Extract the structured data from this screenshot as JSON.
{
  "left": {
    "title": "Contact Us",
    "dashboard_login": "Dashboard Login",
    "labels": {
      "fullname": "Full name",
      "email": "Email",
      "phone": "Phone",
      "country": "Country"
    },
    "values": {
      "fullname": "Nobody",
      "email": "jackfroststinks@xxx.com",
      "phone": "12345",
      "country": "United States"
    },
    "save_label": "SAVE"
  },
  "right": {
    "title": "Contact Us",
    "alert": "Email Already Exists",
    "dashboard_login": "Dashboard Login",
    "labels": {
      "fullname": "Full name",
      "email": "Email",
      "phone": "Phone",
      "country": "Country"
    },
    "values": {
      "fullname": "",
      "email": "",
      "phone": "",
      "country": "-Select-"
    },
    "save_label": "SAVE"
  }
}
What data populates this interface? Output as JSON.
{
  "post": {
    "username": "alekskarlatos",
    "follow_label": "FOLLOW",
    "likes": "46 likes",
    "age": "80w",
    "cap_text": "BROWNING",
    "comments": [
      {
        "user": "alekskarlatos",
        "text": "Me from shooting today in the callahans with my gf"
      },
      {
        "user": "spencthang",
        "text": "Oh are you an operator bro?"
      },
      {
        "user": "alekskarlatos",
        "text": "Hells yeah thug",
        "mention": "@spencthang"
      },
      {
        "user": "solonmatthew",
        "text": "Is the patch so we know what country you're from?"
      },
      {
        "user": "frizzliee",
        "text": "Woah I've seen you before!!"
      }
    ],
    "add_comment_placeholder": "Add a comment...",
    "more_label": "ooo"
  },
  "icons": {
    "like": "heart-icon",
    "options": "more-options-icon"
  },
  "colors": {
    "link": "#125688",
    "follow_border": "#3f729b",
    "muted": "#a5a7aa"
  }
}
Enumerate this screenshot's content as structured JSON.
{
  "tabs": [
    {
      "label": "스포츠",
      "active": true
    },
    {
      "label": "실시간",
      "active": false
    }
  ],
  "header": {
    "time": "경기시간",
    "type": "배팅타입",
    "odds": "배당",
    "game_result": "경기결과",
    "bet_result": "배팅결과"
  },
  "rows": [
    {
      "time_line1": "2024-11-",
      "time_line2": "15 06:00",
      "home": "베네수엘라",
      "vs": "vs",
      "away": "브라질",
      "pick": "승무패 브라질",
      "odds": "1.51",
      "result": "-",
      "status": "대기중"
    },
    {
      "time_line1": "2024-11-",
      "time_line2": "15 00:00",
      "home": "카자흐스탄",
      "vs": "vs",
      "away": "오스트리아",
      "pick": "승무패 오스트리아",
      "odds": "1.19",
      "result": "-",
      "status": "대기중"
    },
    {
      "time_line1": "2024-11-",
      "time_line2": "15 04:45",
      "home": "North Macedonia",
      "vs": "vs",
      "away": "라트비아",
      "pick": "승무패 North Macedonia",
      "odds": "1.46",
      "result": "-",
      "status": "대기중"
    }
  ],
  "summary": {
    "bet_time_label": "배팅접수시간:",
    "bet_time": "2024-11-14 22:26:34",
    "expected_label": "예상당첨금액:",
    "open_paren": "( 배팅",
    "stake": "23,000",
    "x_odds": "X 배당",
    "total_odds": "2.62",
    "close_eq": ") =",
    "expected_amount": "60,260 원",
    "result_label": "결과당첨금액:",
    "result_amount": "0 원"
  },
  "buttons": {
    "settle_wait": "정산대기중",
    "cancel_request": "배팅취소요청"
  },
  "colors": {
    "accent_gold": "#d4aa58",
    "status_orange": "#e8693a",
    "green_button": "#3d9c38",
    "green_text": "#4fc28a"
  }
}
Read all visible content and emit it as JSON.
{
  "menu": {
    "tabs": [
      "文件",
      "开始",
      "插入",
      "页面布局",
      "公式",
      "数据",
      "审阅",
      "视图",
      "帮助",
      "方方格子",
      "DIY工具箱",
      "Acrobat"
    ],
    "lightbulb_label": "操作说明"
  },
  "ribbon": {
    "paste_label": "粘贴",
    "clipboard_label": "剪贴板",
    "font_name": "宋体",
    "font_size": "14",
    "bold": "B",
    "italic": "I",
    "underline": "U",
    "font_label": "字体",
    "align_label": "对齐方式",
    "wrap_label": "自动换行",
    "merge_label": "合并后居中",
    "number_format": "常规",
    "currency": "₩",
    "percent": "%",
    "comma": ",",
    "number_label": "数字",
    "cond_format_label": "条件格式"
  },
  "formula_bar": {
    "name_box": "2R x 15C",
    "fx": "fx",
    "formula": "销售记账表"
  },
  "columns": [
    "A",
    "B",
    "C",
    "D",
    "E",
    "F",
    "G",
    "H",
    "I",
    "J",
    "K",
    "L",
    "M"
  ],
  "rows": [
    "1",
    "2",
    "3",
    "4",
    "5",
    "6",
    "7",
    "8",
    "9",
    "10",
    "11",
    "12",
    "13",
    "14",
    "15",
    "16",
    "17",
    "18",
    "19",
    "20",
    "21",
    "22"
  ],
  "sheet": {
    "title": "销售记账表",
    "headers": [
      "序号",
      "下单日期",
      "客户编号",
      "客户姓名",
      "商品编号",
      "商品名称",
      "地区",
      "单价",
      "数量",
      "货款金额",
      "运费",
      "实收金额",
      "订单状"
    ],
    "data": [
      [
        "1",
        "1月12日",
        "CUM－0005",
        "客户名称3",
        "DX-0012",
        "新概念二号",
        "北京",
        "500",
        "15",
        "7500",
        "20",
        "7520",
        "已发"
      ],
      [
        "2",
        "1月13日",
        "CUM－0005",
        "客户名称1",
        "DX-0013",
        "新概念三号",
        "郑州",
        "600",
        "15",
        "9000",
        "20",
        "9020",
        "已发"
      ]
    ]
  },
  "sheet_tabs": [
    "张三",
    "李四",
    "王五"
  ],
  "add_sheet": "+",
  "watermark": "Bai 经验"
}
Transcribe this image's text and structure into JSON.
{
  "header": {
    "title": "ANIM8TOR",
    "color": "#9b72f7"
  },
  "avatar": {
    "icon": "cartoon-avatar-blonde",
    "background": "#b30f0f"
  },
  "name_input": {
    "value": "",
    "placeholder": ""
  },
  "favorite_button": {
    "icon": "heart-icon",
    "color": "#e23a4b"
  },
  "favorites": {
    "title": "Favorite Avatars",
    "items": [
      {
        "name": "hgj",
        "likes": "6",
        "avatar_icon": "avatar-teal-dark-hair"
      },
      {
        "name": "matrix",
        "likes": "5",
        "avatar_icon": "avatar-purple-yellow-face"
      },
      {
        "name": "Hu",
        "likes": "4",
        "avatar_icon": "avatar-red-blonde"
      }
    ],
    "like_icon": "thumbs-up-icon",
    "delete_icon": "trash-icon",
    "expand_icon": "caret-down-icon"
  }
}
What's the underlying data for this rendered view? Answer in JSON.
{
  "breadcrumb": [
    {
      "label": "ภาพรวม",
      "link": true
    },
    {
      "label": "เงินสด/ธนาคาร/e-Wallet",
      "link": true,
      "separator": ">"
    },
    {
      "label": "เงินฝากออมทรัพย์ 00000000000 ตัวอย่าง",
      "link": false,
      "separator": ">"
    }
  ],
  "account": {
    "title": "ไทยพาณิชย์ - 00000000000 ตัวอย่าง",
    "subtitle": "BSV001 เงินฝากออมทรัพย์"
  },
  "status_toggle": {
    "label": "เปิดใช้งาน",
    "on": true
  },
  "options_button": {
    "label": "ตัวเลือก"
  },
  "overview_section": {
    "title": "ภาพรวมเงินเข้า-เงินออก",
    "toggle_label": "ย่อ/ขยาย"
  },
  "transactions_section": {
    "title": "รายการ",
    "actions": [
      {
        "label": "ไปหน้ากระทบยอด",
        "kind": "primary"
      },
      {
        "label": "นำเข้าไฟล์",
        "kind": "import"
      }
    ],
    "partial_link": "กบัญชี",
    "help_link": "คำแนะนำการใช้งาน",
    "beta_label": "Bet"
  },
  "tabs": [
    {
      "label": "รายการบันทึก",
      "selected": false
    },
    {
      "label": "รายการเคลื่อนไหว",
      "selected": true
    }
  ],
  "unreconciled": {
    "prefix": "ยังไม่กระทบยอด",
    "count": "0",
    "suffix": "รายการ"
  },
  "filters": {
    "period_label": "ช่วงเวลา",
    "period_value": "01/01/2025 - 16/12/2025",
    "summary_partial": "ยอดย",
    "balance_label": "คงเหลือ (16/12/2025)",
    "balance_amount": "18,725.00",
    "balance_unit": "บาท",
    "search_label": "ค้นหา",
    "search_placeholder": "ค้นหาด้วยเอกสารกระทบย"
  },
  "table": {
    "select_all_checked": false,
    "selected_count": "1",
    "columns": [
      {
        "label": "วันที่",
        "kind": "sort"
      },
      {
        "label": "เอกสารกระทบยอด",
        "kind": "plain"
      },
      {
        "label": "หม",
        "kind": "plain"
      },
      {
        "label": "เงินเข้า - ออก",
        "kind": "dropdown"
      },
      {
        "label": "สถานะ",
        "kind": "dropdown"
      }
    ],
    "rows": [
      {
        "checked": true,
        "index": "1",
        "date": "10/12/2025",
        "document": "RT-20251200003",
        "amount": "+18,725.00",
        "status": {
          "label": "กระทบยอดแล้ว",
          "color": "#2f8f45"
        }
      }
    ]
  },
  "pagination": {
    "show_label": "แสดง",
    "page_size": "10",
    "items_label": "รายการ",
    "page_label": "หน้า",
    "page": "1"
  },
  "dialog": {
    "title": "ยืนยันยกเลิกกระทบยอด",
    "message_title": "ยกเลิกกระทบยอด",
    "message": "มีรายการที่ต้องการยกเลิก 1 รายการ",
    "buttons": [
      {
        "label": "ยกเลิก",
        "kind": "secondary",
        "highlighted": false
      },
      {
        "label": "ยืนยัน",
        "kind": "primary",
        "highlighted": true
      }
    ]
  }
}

-- -- --

| Given instruction |
Pull out every line containing "home".

| Response to this exercise |
      "home": "베네수엘라",
      "home": "카자흐스탄",
      "home": "North Macedonia",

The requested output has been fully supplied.